> PROBLEM
According to the summary on mitochondrial cristae, what effect does cardiolipin have on the inner mitochondrial membrane?

> PASSAGE PROVIDED
****************

Kavli Affiliate: Mark Ellisman
| Authors: Kailash Venkatraman, Christopher T Lee, Guadalupe C. Garcia, Arijit Mahapatra, Guy Perkins, Keun-Young Kim, Hilda Amalia Pasolli, Sebastien Phan, Jennifer Lippincott-Schwartz, Mark Ellisman, Padmini Rangamani and Itay Budin
| Summary:
Cristae are high curvature structures in the inner mitochondrial membrane (IMM) that are crucial for ATP production. While cristae-shaping proteins have been defined, analogous mechanisms for lipids have yet to be elucidated. Here we combine experimental lipidome dissection with multi-scale modeling to investigate how lipid interactions dictate IMM morphology and ATP generation. When modulating phospholipid (PL) saturation in engineered yeast strains, we observed a surprisingly abrupt breakpoint in IMM topology driven by a continuous loss of ATP synthase organization at cristae ridges. We found that cardiolipin (CL) specifically buffers the IMM against curvature loss, an effect that is independent of ATP synthase dimerization. To explain this interaction, we developed a continuum model for cristae tubule formation that integrates both lipid and protein-mediated curvatures. The model highlighted a snapthrough instability, which drives IMM collapse upon small changes in membrane properties. It has long been puzzling why loss of CL has only minor phenotype in yeast; we show that CL is in fact essential when cells are grown under natural fermentation conditions that mediate PL saturation.

****************

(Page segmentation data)
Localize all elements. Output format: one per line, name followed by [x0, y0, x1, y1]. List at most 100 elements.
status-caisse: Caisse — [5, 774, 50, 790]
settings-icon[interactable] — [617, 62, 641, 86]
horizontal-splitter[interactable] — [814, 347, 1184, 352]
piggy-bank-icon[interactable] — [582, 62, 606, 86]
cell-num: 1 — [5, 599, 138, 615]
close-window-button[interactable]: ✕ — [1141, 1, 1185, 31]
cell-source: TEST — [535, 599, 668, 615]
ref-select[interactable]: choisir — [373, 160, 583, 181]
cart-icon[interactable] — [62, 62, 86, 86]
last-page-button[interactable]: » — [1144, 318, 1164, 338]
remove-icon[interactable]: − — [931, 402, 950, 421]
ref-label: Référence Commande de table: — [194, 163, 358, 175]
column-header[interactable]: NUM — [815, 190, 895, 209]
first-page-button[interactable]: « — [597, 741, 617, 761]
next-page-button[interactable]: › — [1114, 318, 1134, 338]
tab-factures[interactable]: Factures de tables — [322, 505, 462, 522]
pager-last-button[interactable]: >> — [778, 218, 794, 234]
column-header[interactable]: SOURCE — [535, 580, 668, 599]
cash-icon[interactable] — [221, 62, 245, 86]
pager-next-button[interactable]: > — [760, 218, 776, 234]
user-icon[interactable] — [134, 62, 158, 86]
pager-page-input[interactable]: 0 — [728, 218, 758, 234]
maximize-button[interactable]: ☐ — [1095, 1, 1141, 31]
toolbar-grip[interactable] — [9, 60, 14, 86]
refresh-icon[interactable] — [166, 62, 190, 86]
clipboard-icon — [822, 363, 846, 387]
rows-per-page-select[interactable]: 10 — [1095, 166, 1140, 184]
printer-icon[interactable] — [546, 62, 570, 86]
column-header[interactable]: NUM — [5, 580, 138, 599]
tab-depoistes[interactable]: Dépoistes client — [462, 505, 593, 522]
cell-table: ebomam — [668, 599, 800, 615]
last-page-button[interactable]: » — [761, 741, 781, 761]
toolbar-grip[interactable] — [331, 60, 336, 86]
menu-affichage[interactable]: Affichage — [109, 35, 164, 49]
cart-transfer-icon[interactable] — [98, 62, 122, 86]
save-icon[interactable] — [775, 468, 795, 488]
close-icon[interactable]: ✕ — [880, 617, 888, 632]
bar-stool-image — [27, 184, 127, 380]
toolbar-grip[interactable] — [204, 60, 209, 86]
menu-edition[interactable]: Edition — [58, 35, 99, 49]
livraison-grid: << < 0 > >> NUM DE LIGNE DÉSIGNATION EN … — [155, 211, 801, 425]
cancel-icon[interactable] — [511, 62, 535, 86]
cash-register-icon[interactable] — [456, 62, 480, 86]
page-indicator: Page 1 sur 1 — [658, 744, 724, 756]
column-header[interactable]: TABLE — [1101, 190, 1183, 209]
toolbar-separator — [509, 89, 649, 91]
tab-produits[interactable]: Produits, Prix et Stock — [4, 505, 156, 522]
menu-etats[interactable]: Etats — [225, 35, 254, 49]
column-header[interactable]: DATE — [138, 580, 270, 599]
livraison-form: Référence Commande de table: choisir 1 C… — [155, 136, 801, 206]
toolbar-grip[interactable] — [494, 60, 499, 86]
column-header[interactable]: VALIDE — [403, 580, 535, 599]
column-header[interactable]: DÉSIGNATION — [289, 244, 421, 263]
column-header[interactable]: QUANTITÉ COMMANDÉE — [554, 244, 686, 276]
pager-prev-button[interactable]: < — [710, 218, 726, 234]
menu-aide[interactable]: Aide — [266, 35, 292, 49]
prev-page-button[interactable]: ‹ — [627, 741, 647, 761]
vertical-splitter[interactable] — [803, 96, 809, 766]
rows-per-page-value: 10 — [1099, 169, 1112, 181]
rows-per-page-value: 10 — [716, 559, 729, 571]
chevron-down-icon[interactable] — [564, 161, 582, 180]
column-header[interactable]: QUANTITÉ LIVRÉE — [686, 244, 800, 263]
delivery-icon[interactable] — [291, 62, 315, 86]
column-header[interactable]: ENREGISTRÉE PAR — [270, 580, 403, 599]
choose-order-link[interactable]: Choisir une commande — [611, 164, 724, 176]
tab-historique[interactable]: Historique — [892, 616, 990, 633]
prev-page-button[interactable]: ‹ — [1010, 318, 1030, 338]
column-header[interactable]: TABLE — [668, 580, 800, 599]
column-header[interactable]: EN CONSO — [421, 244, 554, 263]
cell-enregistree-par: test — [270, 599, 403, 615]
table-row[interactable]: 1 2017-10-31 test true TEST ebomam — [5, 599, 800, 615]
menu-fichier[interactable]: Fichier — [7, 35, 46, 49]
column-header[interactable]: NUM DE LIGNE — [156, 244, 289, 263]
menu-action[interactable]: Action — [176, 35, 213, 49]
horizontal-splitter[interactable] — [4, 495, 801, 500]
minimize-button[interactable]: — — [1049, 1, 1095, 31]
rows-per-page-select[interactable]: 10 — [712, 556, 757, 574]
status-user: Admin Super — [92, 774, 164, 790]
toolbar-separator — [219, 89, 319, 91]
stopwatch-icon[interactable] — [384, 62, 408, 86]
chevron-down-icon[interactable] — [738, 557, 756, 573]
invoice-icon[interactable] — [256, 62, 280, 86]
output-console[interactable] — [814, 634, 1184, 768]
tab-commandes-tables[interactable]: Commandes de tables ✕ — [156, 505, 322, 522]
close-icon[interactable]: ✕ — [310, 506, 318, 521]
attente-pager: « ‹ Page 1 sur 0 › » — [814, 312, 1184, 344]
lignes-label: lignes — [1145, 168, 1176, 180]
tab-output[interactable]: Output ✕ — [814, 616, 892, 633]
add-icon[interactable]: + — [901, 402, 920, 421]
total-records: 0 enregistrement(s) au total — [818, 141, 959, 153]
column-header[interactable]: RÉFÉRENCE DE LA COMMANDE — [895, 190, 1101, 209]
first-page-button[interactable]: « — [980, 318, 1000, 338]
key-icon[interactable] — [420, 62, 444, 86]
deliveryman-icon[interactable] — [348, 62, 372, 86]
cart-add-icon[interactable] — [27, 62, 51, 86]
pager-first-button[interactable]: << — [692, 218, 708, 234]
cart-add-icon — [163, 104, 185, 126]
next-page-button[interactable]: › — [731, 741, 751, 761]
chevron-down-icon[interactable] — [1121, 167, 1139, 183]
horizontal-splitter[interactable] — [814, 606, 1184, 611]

****************

> RESULT OF THE EXERCISE
Cardiolipin specifically buffers the inner mitochondrial membrane against curvature loss, an effect that is independent of ATP synthase dimerization.